[START OF DATASET EXCERPTS]
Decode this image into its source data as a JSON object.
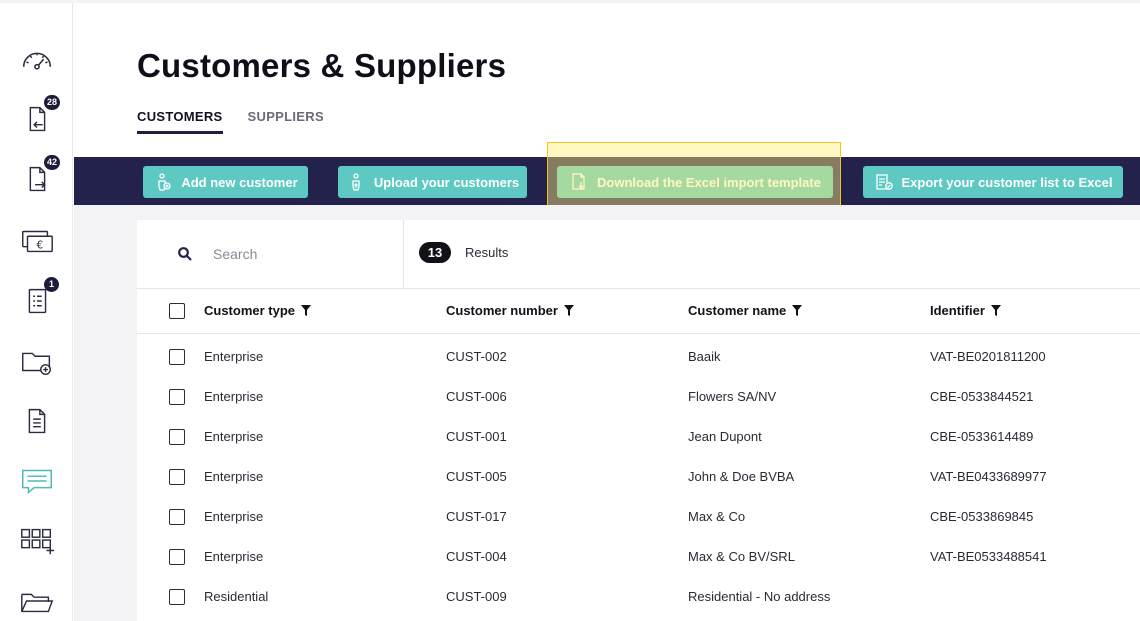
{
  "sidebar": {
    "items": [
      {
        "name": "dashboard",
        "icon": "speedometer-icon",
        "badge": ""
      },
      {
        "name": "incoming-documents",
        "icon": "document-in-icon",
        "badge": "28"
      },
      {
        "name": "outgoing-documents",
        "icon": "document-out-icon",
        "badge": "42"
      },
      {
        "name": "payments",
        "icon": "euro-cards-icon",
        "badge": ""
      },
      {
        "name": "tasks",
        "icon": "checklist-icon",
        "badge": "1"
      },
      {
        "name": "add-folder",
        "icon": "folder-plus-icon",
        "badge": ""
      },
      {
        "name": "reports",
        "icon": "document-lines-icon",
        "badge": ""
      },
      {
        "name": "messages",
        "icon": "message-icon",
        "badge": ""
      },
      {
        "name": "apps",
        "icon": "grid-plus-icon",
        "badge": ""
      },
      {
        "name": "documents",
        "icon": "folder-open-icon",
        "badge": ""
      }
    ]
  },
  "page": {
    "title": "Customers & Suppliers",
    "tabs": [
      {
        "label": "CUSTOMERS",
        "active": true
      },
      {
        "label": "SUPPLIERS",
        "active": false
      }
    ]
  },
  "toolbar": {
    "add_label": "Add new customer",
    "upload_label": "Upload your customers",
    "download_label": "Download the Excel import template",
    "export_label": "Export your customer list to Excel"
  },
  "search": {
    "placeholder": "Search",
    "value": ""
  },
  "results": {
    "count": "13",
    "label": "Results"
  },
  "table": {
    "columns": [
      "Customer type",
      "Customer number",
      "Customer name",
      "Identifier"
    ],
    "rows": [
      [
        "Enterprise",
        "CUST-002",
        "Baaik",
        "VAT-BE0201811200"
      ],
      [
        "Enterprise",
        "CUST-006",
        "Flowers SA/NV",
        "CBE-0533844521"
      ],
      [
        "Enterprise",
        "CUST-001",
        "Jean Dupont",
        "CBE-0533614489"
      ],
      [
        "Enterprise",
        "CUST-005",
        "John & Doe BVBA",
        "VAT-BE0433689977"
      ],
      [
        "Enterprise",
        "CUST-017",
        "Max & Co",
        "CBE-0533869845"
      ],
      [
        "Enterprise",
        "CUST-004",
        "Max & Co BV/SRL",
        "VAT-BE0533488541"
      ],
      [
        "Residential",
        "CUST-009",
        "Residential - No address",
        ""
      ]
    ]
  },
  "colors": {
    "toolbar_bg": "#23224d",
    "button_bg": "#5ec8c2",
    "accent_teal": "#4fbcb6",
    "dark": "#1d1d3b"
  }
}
[END OF DATASET EXCERPTS]
[START OF DATASET EXCERPTS]
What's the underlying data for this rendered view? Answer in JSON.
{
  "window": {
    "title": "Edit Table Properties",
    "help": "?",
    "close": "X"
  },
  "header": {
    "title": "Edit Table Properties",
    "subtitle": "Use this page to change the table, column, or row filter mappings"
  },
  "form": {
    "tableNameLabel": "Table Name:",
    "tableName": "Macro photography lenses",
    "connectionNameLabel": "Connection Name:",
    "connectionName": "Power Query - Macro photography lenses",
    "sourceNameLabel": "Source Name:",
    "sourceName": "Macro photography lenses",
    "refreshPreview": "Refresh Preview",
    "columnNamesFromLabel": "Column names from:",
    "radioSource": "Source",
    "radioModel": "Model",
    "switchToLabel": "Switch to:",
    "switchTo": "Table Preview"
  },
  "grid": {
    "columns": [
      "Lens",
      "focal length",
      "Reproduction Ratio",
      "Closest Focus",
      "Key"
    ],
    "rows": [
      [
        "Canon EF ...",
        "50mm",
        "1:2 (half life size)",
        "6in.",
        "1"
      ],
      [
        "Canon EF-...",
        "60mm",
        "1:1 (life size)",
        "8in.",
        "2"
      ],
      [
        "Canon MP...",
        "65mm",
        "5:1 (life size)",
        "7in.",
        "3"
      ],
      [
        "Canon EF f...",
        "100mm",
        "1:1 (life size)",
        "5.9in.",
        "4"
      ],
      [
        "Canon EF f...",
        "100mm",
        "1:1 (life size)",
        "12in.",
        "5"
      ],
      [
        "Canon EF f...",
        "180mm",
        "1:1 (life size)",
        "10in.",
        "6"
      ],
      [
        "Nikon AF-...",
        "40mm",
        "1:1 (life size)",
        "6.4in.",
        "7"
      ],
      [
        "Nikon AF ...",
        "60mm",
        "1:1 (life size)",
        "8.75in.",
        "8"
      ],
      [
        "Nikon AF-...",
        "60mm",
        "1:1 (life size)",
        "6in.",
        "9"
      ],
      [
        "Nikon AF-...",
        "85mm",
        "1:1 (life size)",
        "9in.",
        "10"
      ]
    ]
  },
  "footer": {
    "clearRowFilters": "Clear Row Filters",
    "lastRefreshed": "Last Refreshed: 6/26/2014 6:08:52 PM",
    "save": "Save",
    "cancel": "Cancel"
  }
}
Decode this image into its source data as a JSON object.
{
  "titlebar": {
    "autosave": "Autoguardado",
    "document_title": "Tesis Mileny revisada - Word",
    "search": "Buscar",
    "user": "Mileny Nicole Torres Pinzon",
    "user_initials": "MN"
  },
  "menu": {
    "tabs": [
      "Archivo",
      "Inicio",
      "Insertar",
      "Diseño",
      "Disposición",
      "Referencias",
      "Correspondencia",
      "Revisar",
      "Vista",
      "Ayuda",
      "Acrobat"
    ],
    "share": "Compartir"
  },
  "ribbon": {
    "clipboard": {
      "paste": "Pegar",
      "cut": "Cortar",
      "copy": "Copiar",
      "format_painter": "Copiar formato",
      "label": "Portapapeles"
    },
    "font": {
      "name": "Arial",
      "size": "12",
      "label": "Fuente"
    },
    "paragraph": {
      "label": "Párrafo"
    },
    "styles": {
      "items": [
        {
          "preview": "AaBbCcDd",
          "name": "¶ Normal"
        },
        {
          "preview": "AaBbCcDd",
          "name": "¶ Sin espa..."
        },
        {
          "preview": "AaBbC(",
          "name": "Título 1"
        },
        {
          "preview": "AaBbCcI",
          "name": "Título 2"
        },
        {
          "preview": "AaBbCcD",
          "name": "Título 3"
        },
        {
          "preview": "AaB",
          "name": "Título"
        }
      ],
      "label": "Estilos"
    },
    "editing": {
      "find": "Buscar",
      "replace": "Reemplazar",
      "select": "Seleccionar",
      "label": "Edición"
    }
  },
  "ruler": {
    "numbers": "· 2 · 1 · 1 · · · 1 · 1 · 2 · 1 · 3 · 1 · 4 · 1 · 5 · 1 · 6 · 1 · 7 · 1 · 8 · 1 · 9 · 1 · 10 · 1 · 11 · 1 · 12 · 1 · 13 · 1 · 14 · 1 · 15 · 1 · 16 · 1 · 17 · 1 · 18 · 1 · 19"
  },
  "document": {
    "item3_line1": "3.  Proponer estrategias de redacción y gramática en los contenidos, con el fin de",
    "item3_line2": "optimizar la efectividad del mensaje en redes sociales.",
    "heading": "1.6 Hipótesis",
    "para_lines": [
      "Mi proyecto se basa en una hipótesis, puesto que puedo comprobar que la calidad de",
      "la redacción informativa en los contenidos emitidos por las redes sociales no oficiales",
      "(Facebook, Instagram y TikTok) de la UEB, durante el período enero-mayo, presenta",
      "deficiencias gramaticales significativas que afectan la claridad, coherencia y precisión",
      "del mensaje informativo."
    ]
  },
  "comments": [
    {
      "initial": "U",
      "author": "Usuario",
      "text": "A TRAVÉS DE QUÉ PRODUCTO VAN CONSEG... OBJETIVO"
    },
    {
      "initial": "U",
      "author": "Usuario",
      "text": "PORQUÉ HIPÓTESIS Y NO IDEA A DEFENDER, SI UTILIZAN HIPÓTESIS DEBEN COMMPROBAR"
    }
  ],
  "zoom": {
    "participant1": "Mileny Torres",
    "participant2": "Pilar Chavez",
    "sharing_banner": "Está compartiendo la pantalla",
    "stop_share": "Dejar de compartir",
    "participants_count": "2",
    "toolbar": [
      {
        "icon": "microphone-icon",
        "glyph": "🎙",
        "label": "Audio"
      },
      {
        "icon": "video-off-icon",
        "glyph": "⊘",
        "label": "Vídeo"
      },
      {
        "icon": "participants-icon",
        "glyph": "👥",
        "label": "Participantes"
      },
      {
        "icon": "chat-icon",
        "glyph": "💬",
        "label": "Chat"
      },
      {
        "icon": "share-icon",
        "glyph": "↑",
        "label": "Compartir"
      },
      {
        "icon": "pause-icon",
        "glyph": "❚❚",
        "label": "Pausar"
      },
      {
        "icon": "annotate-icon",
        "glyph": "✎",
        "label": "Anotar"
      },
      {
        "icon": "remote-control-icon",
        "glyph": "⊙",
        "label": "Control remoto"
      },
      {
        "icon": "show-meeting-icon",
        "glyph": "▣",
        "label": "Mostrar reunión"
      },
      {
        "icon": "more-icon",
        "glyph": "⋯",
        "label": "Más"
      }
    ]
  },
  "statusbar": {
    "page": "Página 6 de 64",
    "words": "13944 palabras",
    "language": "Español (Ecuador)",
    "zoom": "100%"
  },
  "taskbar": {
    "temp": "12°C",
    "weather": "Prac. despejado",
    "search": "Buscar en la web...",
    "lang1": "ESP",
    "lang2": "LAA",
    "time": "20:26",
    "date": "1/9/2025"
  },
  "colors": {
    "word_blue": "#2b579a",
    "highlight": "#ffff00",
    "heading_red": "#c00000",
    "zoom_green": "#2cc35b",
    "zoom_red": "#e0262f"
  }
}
[END OF DATASET EXCERPTS]
▸ TASK DETAILS
Provide only the number of lines in the entries that hold the word "lenses".

▸ RESPONSE BELOW
3